Collected data entries:

——

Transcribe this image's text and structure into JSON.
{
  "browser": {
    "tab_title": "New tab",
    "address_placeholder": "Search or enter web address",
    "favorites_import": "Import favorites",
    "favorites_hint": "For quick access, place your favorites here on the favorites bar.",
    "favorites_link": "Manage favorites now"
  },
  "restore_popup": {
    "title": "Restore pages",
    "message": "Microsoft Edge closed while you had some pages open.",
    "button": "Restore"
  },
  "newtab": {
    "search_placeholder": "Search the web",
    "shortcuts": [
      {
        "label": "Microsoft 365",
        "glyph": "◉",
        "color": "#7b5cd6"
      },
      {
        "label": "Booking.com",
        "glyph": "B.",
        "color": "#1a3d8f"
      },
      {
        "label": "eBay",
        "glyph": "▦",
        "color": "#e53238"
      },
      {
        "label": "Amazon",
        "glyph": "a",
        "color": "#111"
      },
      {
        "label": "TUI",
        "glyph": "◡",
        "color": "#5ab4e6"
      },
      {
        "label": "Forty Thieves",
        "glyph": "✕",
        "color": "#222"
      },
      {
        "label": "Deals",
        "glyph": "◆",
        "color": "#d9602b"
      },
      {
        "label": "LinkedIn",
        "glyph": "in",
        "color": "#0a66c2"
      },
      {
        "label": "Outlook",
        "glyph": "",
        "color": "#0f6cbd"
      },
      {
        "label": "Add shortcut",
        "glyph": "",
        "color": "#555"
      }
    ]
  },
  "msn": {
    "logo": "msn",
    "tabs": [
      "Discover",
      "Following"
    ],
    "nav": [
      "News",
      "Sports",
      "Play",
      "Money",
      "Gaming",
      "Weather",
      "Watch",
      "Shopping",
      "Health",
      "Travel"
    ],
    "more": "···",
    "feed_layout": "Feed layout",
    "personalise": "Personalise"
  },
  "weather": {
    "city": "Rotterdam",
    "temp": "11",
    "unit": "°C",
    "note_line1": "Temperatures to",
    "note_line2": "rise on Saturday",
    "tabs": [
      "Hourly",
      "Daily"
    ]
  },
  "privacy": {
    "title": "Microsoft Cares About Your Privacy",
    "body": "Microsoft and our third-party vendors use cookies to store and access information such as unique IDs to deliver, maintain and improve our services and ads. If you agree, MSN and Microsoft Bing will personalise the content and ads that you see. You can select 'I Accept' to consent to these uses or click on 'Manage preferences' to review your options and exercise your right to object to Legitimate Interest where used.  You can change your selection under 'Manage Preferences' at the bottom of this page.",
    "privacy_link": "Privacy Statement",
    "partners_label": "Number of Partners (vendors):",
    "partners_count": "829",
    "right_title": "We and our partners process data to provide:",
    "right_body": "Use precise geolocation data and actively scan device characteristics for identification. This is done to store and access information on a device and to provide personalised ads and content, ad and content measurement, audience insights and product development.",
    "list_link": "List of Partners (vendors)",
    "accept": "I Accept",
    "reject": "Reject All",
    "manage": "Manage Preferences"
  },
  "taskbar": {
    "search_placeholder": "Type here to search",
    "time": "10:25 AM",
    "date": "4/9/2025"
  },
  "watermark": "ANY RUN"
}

——

◆ Goal
Every entry must be output again, exactly as written above.

◆ Result below
Transcribe this image's text and structure into JSON.
{
  "browser": {
    "tab_title": "New tab",
    "address_placeholder": "Search or enter web address",
    "favorites_import": "Import favorites",
    "favorites_hint": "For quick access, place your favorites here on the favorites bar.",
    "favorites_link": "Manage favorites now"
  },
  "restore_popup": {
    "title": "Restore pages",
    "message": "Microsoft Edge closed while you had some pages open.",
    "button": "Restore"
  },
  "newtab": {
    "search_placeholder": "Search the web",
    "shortcuts": [
      {
        "label": "Microsoft 365",
        "glyph": "◉",
        "color": "#7b5cd6"
      },
      {
        "label": "Booking.com",
        "glyph": "B.",
        "color": "#1a3d8f"
      },
      {
        "label": "eBay",
        "glyph": "▦",
        "color": "#e53238"
      },
      {
        "label": "Amazon",
        "glyph": "a",
        "color": "#111"
      },
      {
        "label": "TUI",
        "glyph": "◡",
        "color": "#5ab4e6"
      },
      {
        "label": "Forty Thieves",
        "glyph": "✕",
        "color": "#222"
      },
      {
        "label": "Deals",
        "glyph": "◆",
        "color": "#d9602b"
      },
      {
        "label": "LinkedIn",
        "glyph": "in",
        "color": "#0a66c2"
      },
      {
        "label": "Outlook",
        "glyph": "",
        "color": "#0f6cbd"
      },
      {
        "label": "Add shortcut",
        "glyph": "",
        "color": "#555"
      }
    ]
  },
  "msn": {
    "logo": "msn",
    "tabs": [
      "Discover",
      "Following"
    ],
    "nav": [
      "News",
      "Sports",
      "Play",
      "Money",
      "Gaming",
      "Weather",
      "Watch",
      "Shopping",
      "Health",
      "Travel"
    ],
    "more": "···",
    "feed_layout": "Feed layout",
    "personalise": "Personalise"
  },
  "weather": {
    "city": "Rotterdam",
    "temp": "11",
    "unit": "°C",
    "note_line1": "Temperatures to",
    "note_line2": "rise on Saturday",
    "tabs": [
      "Hourly",
      "Daily"
    ]
  },
  "privacy": {
    "title": "Microsoft Cares About Your Privacy",
    "body": "Microsoft and our third-party vendors use cookies to store and access information such as unique IDs to deliver, maintain and improve our services and ads. If you agree, MSN and Microsoft Bing will personalise the content and ads that you see. You can select 'I Accept' to consent to these uses or click on 'Manage preferences' to review your options and exercise your right to object to Legitimate Interest where used.  You can change your selection under 'Manage Preferences' at the bottom of this page.",
    "privacy_link": "Privacy Statement",
    "partners_label": "Number of Partners (vendors):",
    "partners_count": "829",
    "right_title": "We and our partners process data to provide:",
    "right_body": "Use precise geolocation data and actively scan device characteristics for identification. This is done to store and access information on a device and to provide personalised ads and content, ad and content measurement, audience insights and product development.",
    "list_link": "List of Partners (vendors)",
    "accept": "I Accept",
    "reject": "Reject All",
    "manage": "Manage Preferences"
  },
  "taskbar": {
    "search_placeholder": "Type here to search",
    "time": "10:25 AM",
    "date": "4/9/2025"
  },
  "watermark": "ANY RUN"
}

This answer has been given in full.